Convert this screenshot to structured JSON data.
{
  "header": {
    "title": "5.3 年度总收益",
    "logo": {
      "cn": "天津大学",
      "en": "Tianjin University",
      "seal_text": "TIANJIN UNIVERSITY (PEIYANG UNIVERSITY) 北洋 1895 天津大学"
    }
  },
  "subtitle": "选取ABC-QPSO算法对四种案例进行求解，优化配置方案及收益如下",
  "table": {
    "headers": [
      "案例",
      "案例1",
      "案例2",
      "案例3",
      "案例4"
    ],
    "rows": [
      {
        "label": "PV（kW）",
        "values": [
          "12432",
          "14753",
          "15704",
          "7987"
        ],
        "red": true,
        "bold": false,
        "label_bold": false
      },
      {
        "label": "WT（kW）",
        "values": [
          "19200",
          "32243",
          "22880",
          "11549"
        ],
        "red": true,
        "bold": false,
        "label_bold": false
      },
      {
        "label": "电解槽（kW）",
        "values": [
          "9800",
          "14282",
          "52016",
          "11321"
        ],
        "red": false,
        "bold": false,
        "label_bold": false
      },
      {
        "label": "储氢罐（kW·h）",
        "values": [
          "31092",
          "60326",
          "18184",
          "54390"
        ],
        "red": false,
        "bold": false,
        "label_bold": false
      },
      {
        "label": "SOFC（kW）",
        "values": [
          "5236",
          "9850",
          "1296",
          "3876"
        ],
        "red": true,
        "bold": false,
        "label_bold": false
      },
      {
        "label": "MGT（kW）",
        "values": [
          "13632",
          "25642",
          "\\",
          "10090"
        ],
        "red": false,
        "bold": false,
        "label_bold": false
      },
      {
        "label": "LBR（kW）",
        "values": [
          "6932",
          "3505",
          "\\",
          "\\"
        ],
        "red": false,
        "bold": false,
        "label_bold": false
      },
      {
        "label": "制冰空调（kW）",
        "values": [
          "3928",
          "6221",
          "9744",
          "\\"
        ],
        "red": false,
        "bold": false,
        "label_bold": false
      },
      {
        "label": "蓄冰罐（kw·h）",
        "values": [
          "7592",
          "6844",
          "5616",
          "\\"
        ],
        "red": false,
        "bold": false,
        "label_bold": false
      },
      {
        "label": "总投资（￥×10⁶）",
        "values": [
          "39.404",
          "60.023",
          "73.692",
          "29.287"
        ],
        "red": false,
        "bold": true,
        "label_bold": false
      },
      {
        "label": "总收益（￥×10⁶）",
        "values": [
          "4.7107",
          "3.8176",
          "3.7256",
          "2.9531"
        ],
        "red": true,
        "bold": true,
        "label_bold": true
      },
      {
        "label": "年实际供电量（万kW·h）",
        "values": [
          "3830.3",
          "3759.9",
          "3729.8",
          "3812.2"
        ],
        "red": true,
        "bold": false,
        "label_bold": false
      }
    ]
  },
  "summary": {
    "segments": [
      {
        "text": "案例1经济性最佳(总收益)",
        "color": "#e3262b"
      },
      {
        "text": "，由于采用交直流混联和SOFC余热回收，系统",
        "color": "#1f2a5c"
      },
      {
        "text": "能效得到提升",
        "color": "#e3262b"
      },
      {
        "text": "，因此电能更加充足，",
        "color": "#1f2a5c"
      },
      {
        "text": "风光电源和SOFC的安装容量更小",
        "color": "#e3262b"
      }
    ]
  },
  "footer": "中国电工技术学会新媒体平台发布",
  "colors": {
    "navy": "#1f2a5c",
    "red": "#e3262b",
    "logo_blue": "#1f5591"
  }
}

### [Directive]
What is the number of lines in the data that hold the string "天津大学"? Answer with the number only.

### [Exercise output]
2